++++ Data provided

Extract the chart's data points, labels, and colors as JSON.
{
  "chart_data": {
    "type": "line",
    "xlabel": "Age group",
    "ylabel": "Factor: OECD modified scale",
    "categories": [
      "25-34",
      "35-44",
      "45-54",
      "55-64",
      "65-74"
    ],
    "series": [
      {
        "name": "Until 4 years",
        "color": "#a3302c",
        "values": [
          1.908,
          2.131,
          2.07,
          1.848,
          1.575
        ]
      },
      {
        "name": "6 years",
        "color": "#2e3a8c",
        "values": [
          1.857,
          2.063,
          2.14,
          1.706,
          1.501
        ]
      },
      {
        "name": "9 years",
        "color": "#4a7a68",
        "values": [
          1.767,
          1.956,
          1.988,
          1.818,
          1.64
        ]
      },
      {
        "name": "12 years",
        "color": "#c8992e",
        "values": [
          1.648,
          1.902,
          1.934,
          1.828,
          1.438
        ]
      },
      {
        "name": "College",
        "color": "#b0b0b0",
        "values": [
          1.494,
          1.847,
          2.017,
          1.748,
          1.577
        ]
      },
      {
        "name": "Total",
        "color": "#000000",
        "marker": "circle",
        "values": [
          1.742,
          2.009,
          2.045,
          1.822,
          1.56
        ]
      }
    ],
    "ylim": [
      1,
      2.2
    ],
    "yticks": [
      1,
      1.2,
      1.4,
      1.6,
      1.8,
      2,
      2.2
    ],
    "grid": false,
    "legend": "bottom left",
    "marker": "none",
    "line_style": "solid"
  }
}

++++++++

Objective: Retype the listing. Match it exactly.

Written solution:
Extract the chart's data points, labels, and colors as JSON.
{
  "chart_data": {
    "type": "line",
    "xlabel": "Age group",
    "ylabel": "Factor: OECD modified scale",
    "categories": [
      "25-34",
      "35-44",
      "45-54",
      "55-64",
      "65-74"
    ],
    "series": [
      {
        "name": "Until 4 years",
        "color": "#a3302c",
        "values": [
          1.908,
          2.131,
          2.07,
          1.848,
          1.575
        ]
      },
      {
        "name": "6 years",
        "color": "#2e3a8c",
        "values": [
          1.857,
          2.063,
          2.14,
          1.706,
          1.501
        ]
      },
      {
        "name": "9 years",
        "color": "#4a7a68",
        "values": [
          1.767,
          1.956,
          1.988,
          1.818,
          1.64
        ]
      },
      {
        "name": "12 years",
        "color": "#c8992e",
        "values": [
          1.648,
          1.902,
          1.934,
          1.828,
          1.438
        ]
      },
      {
        "name": "College",
        "color": "#b0b0b0",
        "values": [
          1.494,
          1.847,
          2.017,
          1.748,
          1.577
        ]
      },
      {
        "name": "Total",
        "color": "#000000",
        "marker": "circle",
        "values": [
          1.742,
          2.009,
          2.045,
          1.822,
          1.56
        ]
      }
    ],
    "ylim": [
      1,
      2.2
    ],
    "yticks": [
      1,
      1.2,
      1.4,
      1.6,
      1.8,
      2,
      2.2
    ],
    "grid": false,
    "legend": "bottom left",
    "marker": "none",
    "line_style": "solid"
  }
}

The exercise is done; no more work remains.